— start of Data entries —
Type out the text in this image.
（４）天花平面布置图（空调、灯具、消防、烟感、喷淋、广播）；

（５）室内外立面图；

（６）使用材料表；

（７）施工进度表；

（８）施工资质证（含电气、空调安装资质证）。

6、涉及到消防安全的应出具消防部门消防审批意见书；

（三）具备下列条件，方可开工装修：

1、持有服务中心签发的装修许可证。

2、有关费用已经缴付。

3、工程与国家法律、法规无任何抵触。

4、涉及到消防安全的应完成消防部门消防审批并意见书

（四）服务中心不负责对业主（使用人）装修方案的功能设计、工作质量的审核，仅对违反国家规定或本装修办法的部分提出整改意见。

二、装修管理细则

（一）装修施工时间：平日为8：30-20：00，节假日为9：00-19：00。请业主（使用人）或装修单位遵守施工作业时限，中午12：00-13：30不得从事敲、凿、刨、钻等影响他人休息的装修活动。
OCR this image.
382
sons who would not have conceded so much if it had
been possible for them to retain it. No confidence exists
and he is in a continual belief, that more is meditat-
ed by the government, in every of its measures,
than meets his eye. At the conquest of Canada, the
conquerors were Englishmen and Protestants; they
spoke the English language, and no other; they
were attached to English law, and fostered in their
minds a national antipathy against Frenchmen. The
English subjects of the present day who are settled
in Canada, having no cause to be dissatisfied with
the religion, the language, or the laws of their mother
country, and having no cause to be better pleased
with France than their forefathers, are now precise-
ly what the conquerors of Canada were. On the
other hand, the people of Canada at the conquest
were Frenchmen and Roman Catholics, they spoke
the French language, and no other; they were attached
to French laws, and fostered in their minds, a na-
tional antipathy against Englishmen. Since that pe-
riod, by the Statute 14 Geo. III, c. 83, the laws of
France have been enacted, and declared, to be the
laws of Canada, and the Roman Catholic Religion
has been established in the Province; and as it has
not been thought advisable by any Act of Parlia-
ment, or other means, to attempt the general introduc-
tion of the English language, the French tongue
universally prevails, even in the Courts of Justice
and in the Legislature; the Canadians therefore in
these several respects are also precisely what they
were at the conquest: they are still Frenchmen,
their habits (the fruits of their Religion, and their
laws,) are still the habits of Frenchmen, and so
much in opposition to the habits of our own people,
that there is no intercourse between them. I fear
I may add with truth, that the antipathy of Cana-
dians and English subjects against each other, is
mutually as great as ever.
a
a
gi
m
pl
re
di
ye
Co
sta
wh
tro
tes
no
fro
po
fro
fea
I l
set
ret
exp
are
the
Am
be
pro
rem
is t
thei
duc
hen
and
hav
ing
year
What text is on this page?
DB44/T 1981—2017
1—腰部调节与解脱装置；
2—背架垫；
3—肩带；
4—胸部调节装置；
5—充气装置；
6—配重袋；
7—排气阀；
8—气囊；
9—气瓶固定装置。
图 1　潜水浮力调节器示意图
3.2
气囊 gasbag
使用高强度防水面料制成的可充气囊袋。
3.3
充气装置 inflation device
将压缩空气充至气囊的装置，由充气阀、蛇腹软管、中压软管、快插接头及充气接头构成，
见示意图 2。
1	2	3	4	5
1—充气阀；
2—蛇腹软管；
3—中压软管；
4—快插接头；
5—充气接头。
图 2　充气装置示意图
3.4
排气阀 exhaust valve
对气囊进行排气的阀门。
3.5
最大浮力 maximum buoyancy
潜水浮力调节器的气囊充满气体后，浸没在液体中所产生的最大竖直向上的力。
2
— end of Data entries —
Using the records above, select and copy every line that has the word "with".

in Canada, having no cause to be dissatisfied with
with France than their forefathers, are now precise-
I may add with truth, that the antipathy of Cana-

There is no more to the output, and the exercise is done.